### EXTRACTED MATERIAL
********************
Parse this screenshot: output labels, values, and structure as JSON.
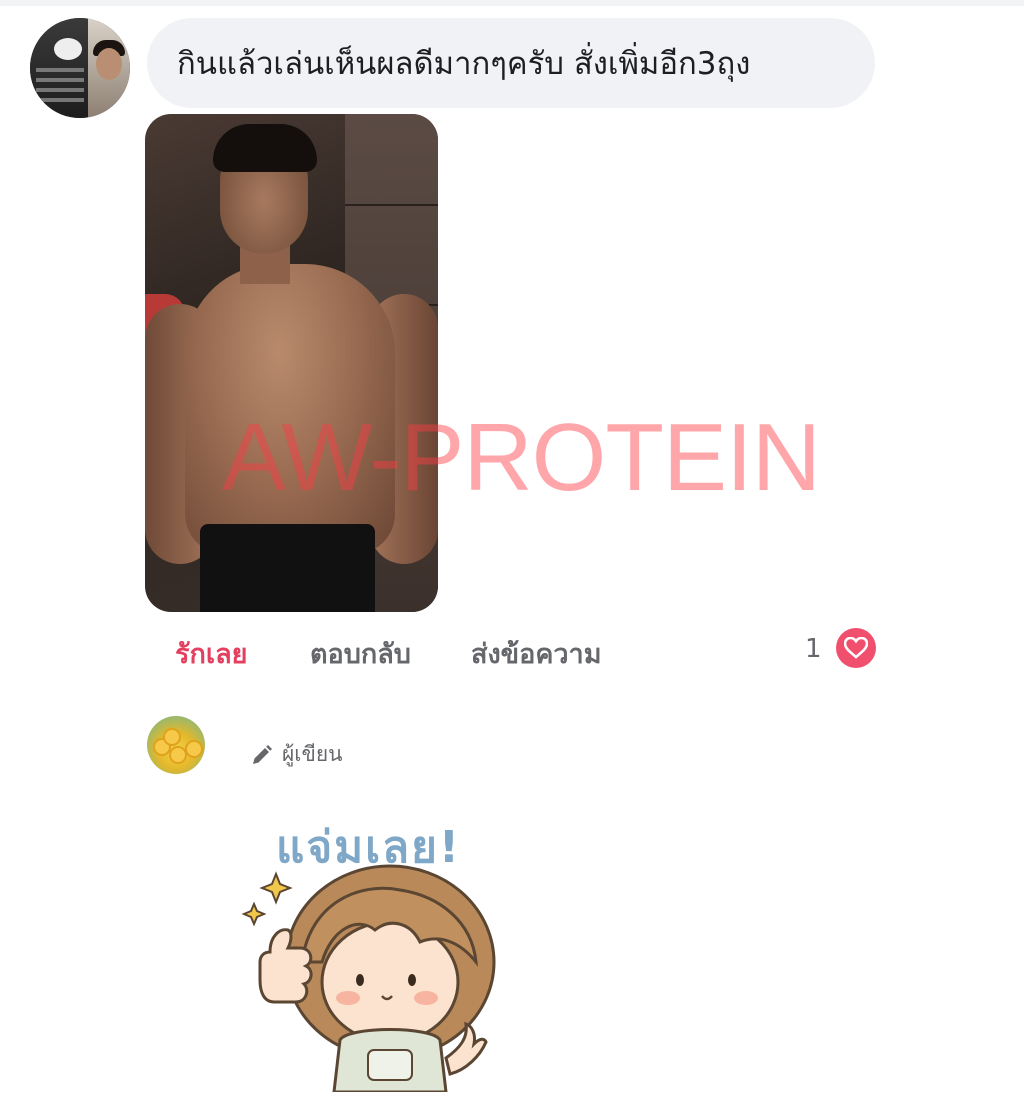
{
  "comment1": {
    "text": "กินแล้วเล่นเห็นผลดีมากๆครับ สั่งเพิ่มอีก3ถุง",
    "watermark": "AW-PROTEIN",
    "actions": {
      "love": "รักเลย",
      "reply": "ตอบกลับ",
      "message": "ส่งข้อความ"
    },
    "reaction_count": "1",
    "accent_color": "#e3405f",
    "reaction_icon": "heart-icon"
  },
  "comment2": {
    "author_label": "ผู้เขียน",
    "author_icon": "pencil-icon",
    "sticker_text": "แจ่มเลย!"
  },
  "colors": {
    "bubble": "#f0f2f5",
    "muted": "#65676b",
    "watermark": "#ff3b45"
  }
}
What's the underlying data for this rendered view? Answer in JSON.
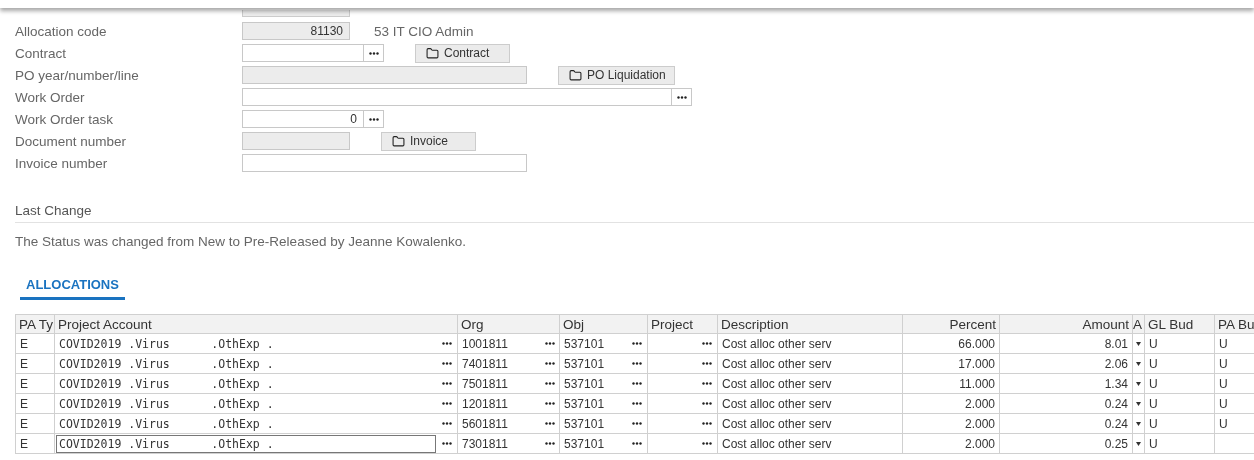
********************
### PROMPT
Leave nothing out but the pictures when transcribing the records.

### OUTPUT FOR THIS EXERCISE
Parse this screenshot: output labels, values, and structure as JSON.
{
  "comment1": {
    "text": "กินแล้วเล่นเห็นผลดีมากๆครับ สั่งเพิ่มอีก3ถุง",
    "watermark": "AW-PROTEIN",
    "actions": {
      "love": "รักเลย",
      "reply": "ตอบกลับ",
      "message": "ส่งข้อความ"
    },
    "reaction_count": "1",
    "accent_color": "#e3405f",
    "reaction_icon": "heart-icon"
  },
  "comment2": {
    "author_label": "ผู้เขียน",
    "author_icon": "pencil-icon",
    "sticker_text": "แจ่มเลย!"
  },
  "colors": {
    "bubble": "#f0f2f5",
    "muted": "#65676b",
    "watermark": "#ff3b45"
  }
}
What's the underlying data for this rendered view? Answer in JSON.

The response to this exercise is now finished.